* **TEXTE PROPOSÉ**
Elle se combine, tout comme une phrase, d'une modalité d'énonciation, l'assertion (parfois avec un supplément d'affect) :

Assertion :

« Une belle ville, Toulouse » — Bernanos[5]

Interrogation :

« Toujours imbue de religion, ta femme ? » — Feydeau[5]

Injonction :

« au clou, le Lagarde et Michard » — Ernaux

Ainsi la phrase nominale peut également contenir deux éléments comme ci-dessus. Dans ce cas, on peut dire qu'il y a un début d'organisation (un début de syntaxe, donc) ; on peut par exemple être en présence d'un sujet (ou support) et d'un élément juxtaposé qui nous renseigne sur ce sujet. Dans les phrases ci-dessus, on a le noyau (ou prédicat) suivi du sujet (ou support). L'absence de verbe nous invite à deviner le type de lien existant entre ces deux éléments : Autres exemples :

Habitude servitude.
C'est-à-dire « L'habitude est une servitude » ou encore, « On est l'esclave de ses habitudes ».
Ô les calvaires et les moulins du désert, les îles et les meules.

Phrase nominale de Arthur Rimbaud dans Enfance / Illuminations[6].

La phrase averbale peut être également constituée d'un seul et unique élément :

La mer. Les vacances. Le soleil. Le camping. Formidable.
C'est-à-dire (par exemple) « Nous voici au bord de la mer. Ce sont les vacances. Il y a du soleil. Nous faisons du camping. C'est formidable."

* **Annotations des éléments de mise en page**

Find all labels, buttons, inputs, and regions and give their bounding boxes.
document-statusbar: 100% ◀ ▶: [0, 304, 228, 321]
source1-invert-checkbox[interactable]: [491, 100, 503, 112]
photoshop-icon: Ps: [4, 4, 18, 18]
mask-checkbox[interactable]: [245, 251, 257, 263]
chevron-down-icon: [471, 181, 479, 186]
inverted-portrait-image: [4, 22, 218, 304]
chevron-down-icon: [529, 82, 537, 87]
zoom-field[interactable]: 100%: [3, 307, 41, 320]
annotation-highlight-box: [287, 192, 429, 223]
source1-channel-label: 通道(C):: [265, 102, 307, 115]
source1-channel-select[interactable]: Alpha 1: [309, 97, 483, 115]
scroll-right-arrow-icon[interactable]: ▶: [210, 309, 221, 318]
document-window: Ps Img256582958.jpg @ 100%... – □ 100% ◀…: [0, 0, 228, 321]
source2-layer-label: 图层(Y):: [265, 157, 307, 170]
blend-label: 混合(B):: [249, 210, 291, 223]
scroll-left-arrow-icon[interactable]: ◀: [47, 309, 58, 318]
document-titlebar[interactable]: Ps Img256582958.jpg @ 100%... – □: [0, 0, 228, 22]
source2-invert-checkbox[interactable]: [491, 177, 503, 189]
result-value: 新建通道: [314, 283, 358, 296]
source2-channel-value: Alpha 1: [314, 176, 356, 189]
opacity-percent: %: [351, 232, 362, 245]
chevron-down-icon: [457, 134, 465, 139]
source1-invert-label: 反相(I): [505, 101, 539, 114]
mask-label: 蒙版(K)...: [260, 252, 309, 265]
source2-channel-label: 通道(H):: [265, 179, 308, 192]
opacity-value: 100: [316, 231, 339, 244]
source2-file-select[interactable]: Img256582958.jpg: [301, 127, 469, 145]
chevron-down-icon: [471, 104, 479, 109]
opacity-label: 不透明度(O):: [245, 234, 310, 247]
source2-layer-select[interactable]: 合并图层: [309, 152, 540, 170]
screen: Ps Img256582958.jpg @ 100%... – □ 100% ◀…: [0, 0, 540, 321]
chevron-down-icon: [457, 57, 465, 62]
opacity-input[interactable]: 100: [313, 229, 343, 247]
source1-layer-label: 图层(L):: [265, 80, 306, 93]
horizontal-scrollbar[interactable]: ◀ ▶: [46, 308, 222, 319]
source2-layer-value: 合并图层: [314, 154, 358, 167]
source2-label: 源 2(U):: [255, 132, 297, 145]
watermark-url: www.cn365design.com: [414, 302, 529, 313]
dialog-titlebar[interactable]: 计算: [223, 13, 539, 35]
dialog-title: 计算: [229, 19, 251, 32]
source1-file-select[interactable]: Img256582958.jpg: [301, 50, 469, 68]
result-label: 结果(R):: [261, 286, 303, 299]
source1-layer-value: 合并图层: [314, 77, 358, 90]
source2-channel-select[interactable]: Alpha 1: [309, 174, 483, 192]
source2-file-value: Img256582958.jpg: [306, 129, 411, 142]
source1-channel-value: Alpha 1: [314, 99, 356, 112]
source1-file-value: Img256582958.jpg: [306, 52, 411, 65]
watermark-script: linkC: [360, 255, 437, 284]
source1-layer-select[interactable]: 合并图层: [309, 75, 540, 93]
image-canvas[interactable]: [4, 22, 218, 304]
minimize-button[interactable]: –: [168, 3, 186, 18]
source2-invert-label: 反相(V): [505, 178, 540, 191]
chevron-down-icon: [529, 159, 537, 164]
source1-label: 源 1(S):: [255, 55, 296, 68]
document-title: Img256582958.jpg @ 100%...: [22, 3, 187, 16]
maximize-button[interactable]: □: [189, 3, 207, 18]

* **EXERCICES**
a - Citez le texte sur la phrase nominale depuis « Ainsi la phrase » jusqu'à « Habitude servitude. ».
b - Poursuivez le texte sur la phrase nominale à la suite de sa dernière phrase.

* **CORRIGÉS**
a -
Ainsi la phrase nominale peut également contenir deux éléments comme ci-dessus. Dans ce cas, on peut dire qu'il y a un début d'organisation (un début de syntaxe, donc) ; on peut par exemple être en présence d'un sujet (ou support) et d'un élément juxtaposé qui nous renseigne sur ce sujet. Dans les phrases ci-dessus, on a le noyau (ou prédicat) suivi du sujet (ou support). L'absence de verbe nous invite à deviner le type de lien existant entre ces deux éléments : Autres exemples :

Habitude servitude.

b -
[Nota : "Formidable." est une phrase adjectivale, et non nominale, car elle est constituée d'un adjectif qualificatif.]

Autres exemples : Très bon, très bon, et très neuf comme saveur; une trouvaille, mon cher ! (Maupassant, ex. tiré de Lefeuvre 1999)

Elle peut avoir un sens attributif comme dans les cas répertoriés jusqu'ici, mais également un sens existentiel, posant l'existence d'un objet : À chaque pas des fossés, des ronces, des broussailles.(Daudet, ex. tiré de Lefeuvre 1999)

et même parfois, un sens processuel impliquant une dynamique qui se réalise dans le temps: Visite de Mlle Chantal. (Bernanos, ex. tiré de Lefeuvre 1999)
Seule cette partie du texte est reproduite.